_Written task_
Write out all the entries word for word, but skip any images.
** Start of Data **
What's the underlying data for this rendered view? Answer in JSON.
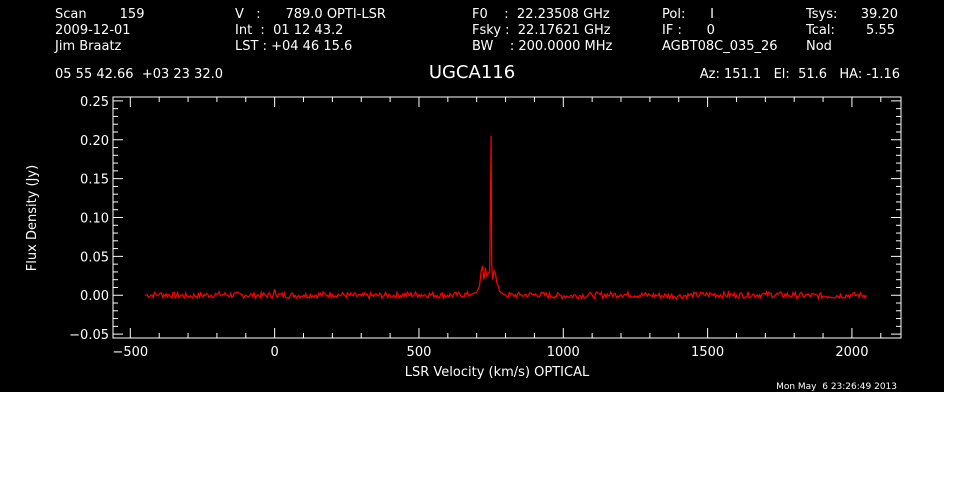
{
  "header": {
    "col1": [
      "Scan        159",
      "2009-12-01",
      "Jim Braatz"
    ],
    "col2": [
      "V   :      789.0 OPTI-LSR",
      "Int  :  01 12 43.2",
      "LST : +04 46 15.6"
    ],
    "col3": [
      "F0    :  22.23508 GHz",
      "Fsky :  22.17621 GHz",
      "BW    : 200.0000 MHz"
    ],
    "col4": [
      "Pol:      I",
      "IF :      0",
      "AGBT08C_035_26"
    ],
    "col5_labels": [
      "Tsys:",
      "Tcal:",
      "Nod"
    ],
    "col5_values": [
      "39.20",
      "5.55"
    ],
    "coords": "05 55 42.66  +03 23 32.0",
    "source": "UGCA116",
    "pointing": "Az: 151.1   El:  51.6   HA: -1.16",
    "timestamp": "Mon May  6 23:26:49 2013"
  },
  "colors": {
    "background": "#000000",
    "foreground": "#ffffff",
    "spectrum": "#ff0000"
  },
  "chart_data": {
    "type": "line",
    "xlabel": "LSR Velocity (km/s) OPTICAL",
    "ylabel": "Flux Density (Jy)",
    "xlim": [
      -560,
      2170
    ],
    "ylim": [
      -0.055,
      0.255
    ],
    "xticks": [
      -500,
      0,
      500,
      1000,
      1500,
      2000
    ],
    "xtick_labels": [
      "−500",
      "0",
      "500",
      "1000",
      "1500",
      "2000"
    ],
    "yticks": [
      -0.05,
      0.0,
      0.05,
      0.1,
      0.15,
      0.2,
      0.25
    ],
    "ytick_labels": [
      "−0.05",
      "0.00",
      "0.05",
      "0.10",
      "0.15",
      "0.20",
      "0.25"
    ],
    "series": [
      {
        "x": [
          -450,
          -400,
          -300,
          -200,
          -100,
          -5,
          0,
          5,
          100,
          200,
          300,
          400,
          500,
          600,
          680,
          700,
          710,
          715,
          720,
          725,
          730,
          735,
          740,
          745,
          750,
          752,
          755,
          760,
          765,
          770,
          775,
          780,
          790,
          800,
          850,
          900,
          1000,
          1100,
          1200,
          1300,
          1400,
          1500,
          1600,
          1700,
          1800,
          1900,
          2000,
          2050
        ],
        "y": [
          0.0,
          0.001,
          -0.001,
          0.001,
          0.0,
          0.0,
          0.008,
          0.0,
          0.0,
          0.001,
          -0.001,
          0.0,
          0.001,
          0.0,
          0.001,
          0.004,
          0.012,
          0.03,
          0.038,
          0.02,
          0.035,
          0.025,
          0.028,
          0.03,
          0.205,
          0.04,
          0.02,
          0.032,
          0.028,
          0.015,
          0.012,
          0.005,
          0.002,
          0.0,
          0.0,
          0.001,
          -0.001,
          0.0,
          0.001,
          0.0,
          -0.001,
          0.001,
          0.0,
          0.001,
          0.0,
          -0.001,
          0.0,
          0.0
        ]
      }
    ]
  }
}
** End of Data **
_Full answer_
What's the underlying data for this rendered view? Answer in JSON.
{
  "header": {
    "col1": [
      "Scan        159",
      "2009-12-01",
      "Jim Braatz"
    ],
    "col2": [
      "V   :      789.0 OPTI-LSR",
      "Int  :  01 12 43.2",
      "LST : +04 46 15.6"
    ],
    "col3": [
      "F0    :  22.23508 GHz",
      "Fsky :  22.17621 GHz",
      "BW    : 200.0000 MHz"
    ],
    "col4": [
      "Pol:      I",
      "IF :      0",
      "AGBT08C_035_26"
    ],
    "col5_labels": [
      "Tsys:",
      "Tcal:",
      "Nod"
    ],
    "col5_values": [
      "39.20",
      "5.55"
    ],
    "coords": "05 55 42.66  +03 23 32.0",
    "source": "UGCA116",
    "pointing": "Az: 151.1   El:  51.6   HA: -1.16",
    "timestamp": "Mon May  6 23:26:49 2013"
  },
  "colors": {
    "background": "#000000",
    "foreground": "#ffffff",
    "spectrum": "#ff0000"
  },
  "chart_data": {
    "type": "line",
    "xlabel": "LSR Velocity (km/s) OPTICAL",
    "ylabel": "Flux Density (Jy)",
    "xlim": [
      -560,
      2170
    ],
    "ylim": [
      -0.055,
      0.255
    ],
    "xticks": [
      -500,
      0,
      500,
      1000,
      1500,
      2000
    ],
    "xtick_labels": [
      "−500",
      "0",
      "500",
      "1000",
      "1500",
      "2000"
    ],
    "yticks": [
      -0.05,
      0.0,
      0.05,
      0.1,
      0.15,
      0.2,
      0.25
    ],
    "ytick_labels": [
      "−0.05",
      "0.00",
      "0.05",
      "0.10",
      "0.15",
      "0.20",
      "0.25"
    ],
    "series": [
      {
        "x": [
          -450,
          -400,
          -300,
          -200,
          -100,
          -5,
          0,
          5,
          100,
          200,
          300,
          400,
          500,
          600,
          680,
          700,
          710,
          715,
          720,
          725,
          730,
          735,
          740,
          745,
          750,
          752,
          755,
          760,
          765,
          770,
          775,
          780,
          790,
          800,
          850,
          900,
          1000,
          1100,
          1200,
          1300,
          1400,
          1500,
          1600,
          1700,
          1800,
          1900,
          2000,
          2050
        ],
        "y": [
          0.0,
          0.001,
          -0.001,
          0.001,
          0.0,
          0.0,
          0.008,
          0.0,
          0.0,
          0.001,
          -0.001,
          0.0,
          0.001,
          0.0,
          0.001,
          0.004,
          0.012,
          0.03,
          0.038,
          0.02,
          0.035,
          0.025,
          0.028,
          0.03,
          0.205,
          0.04,
          0.02,
          0.032,
          0.028,
          0.015,
          0.012,
          0.005,
          0.002,
          0.0,
          0.0,
          0.001,
          -0.001,
          0.0,
          0.001,
          0.0,
          -0.001,
          0.001,
          0.0,
          0.001,
          0.0,
          -0.001,
          0.0,
          0.0
        ]
      }
    ]
  }
}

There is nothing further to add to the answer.